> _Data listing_
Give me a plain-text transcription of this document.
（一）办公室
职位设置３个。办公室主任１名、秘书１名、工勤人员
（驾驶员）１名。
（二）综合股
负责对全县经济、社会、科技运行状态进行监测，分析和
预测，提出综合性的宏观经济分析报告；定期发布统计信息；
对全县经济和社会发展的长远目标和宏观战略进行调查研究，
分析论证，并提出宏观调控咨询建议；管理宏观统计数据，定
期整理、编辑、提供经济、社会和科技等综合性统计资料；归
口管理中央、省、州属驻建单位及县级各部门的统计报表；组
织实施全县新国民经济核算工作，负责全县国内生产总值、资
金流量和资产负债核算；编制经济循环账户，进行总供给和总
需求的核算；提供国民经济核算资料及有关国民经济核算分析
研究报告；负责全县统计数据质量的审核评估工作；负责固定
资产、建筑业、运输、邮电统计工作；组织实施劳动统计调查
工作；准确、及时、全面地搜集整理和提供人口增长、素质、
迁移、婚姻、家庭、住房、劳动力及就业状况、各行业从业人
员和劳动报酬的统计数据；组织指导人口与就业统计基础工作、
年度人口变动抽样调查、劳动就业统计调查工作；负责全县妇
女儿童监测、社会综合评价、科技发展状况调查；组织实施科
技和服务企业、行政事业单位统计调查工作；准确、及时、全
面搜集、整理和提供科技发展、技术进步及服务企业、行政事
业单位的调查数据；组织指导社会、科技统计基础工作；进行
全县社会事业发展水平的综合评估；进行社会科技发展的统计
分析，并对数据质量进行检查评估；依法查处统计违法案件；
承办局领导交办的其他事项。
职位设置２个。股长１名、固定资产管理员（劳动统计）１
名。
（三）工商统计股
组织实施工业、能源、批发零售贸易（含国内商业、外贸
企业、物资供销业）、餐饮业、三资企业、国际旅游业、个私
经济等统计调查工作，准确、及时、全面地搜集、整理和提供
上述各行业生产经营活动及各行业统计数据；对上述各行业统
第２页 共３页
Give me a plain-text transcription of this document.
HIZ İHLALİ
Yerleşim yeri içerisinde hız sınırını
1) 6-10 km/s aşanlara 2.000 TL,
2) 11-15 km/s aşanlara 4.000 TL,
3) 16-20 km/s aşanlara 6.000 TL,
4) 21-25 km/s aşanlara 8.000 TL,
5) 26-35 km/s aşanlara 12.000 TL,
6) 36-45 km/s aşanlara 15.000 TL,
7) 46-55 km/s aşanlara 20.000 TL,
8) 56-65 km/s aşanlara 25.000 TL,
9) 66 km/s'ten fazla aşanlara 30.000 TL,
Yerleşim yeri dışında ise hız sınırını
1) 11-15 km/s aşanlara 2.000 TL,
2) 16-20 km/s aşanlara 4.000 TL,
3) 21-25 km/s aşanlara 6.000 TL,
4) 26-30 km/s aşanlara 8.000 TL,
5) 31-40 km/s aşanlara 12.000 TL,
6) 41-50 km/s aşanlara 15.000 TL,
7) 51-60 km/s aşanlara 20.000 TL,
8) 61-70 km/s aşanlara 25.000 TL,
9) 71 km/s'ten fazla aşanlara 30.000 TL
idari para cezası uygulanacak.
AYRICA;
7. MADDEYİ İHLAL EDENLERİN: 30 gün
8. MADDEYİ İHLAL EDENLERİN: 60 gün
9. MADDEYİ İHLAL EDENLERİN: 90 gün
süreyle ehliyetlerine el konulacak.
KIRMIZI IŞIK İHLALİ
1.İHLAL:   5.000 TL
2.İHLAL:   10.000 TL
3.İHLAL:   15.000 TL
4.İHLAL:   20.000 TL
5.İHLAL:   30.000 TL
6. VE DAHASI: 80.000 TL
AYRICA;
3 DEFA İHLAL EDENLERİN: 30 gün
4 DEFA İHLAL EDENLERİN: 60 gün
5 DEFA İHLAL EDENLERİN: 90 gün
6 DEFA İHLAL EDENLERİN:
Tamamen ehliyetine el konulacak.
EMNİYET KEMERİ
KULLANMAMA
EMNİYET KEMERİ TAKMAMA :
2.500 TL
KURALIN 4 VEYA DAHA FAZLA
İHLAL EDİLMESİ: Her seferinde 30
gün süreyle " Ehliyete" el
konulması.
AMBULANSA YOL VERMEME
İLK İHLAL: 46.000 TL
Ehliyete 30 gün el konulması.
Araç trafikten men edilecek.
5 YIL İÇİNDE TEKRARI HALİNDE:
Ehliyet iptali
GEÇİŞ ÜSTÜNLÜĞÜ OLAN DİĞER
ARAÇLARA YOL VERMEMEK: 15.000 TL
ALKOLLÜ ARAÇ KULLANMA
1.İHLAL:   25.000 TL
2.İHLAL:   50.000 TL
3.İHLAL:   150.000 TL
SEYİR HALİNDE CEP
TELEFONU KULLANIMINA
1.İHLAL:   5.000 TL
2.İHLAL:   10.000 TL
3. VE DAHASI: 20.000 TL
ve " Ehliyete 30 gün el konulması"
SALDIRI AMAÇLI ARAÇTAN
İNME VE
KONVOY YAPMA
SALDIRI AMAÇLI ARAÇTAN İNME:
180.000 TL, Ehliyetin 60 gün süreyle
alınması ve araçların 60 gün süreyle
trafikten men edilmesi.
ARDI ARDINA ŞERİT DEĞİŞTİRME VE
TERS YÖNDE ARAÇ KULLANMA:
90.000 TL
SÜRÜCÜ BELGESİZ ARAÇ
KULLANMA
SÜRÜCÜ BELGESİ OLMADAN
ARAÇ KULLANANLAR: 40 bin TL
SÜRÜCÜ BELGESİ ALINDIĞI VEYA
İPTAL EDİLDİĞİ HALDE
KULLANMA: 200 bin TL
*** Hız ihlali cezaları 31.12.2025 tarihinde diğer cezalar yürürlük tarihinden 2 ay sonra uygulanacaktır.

> _Brief_
The lines above form a set of records; determine how many of them contain the string "konulacak" and give that number alone.

> _Response to the exercise_
2